● GIVEN PROBLEM
Extract every line where the string "image" appears.

Collected data entries
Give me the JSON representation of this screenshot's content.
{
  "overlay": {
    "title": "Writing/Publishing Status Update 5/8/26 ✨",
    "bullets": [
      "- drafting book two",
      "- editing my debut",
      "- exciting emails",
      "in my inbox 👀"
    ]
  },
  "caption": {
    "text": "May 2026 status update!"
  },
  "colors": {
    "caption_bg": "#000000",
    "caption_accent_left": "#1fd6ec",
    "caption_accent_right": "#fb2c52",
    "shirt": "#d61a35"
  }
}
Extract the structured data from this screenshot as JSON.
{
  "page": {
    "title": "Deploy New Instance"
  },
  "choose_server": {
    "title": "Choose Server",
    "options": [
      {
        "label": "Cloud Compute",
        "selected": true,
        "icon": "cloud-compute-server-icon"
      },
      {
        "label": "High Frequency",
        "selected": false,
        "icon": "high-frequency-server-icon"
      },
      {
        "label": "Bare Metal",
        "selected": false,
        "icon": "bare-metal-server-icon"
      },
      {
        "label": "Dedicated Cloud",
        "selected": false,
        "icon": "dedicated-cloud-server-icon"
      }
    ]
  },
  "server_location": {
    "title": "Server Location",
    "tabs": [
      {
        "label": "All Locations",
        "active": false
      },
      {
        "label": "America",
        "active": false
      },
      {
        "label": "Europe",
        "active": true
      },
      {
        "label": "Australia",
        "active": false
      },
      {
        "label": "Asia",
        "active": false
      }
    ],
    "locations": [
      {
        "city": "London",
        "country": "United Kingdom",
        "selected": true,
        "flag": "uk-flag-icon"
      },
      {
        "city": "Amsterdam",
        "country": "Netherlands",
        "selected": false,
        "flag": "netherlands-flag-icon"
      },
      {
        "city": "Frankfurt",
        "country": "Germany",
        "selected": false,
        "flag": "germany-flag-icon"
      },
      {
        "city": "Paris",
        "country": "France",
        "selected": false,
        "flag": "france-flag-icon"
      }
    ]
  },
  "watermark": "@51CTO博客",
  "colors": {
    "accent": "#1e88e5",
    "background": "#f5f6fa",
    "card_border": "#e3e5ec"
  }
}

--

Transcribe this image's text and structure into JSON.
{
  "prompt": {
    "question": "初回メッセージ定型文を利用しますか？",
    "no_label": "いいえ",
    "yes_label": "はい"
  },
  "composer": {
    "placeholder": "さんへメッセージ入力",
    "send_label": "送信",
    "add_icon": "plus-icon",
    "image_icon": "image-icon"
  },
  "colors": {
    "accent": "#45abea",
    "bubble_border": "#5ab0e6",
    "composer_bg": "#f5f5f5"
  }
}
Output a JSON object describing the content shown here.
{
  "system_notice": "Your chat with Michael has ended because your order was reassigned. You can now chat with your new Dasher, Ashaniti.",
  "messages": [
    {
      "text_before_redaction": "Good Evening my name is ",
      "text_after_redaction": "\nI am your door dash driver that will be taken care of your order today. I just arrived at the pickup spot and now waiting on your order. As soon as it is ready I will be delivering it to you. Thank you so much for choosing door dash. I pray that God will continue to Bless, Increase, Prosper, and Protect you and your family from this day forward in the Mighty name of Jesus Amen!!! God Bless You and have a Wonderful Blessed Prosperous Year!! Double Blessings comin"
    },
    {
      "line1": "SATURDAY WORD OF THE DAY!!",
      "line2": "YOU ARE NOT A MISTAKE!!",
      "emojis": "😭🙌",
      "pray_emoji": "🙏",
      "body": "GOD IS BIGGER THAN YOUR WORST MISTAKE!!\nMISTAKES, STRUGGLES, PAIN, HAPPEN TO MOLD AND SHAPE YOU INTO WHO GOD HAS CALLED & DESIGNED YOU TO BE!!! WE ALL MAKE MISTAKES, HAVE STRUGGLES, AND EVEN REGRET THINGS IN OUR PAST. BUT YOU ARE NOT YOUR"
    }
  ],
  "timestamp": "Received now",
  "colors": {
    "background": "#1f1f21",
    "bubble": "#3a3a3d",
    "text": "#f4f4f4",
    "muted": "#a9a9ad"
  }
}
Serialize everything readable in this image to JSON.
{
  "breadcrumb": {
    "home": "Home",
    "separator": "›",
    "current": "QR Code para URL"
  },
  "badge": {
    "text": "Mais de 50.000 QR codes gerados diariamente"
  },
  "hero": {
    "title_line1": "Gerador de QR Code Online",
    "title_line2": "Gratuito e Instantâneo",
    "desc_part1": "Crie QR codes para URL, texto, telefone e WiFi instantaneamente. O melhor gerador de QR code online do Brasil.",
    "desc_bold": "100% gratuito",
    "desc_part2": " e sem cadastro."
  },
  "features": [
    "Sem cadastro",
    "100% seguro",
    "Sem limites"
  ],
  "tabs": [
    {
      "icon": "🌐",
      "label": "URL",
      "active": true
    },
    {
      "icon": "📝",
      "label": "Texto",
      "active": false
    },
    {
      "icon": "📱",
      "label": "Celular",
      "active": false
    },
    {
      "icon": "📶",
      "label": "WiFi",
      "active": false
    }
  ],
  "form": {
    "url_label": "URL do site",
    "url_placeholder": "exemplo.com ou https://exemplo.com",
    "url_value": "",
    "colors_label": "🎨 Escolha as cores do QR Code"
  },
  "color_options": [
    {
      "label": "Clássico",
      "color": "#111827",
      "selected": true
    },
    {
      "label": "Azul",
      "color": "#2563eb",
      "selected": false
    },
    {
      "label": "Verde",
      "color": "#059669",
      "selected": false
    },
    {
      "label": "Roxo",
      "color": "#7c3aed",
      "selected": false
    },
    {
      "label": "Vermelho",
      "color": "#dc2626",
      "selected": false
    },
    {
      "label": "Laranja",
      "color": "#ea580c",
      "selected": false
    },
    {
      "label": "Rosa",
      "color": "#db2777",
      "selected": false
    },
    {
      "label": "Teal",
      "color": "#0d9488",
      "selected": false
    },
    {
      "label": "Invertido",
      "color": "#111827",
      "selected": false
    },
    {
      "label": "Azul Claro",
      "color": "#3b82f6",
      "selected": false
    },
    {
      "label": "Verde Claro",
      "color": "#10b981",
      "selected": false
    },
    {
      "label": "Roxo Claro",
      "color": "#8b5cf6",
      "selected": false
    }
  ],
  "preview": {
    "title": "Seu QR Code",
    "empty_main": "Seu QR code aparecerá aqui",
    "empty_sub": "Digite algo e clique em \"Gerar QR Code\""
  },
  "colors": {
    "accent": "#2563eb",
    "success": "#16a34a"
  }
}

● REPLY TO THE TASK
Transcribe this image's text and structure into JSON.
    "image_icon": "image-icon"
Serialize everything readable in this image to JSON.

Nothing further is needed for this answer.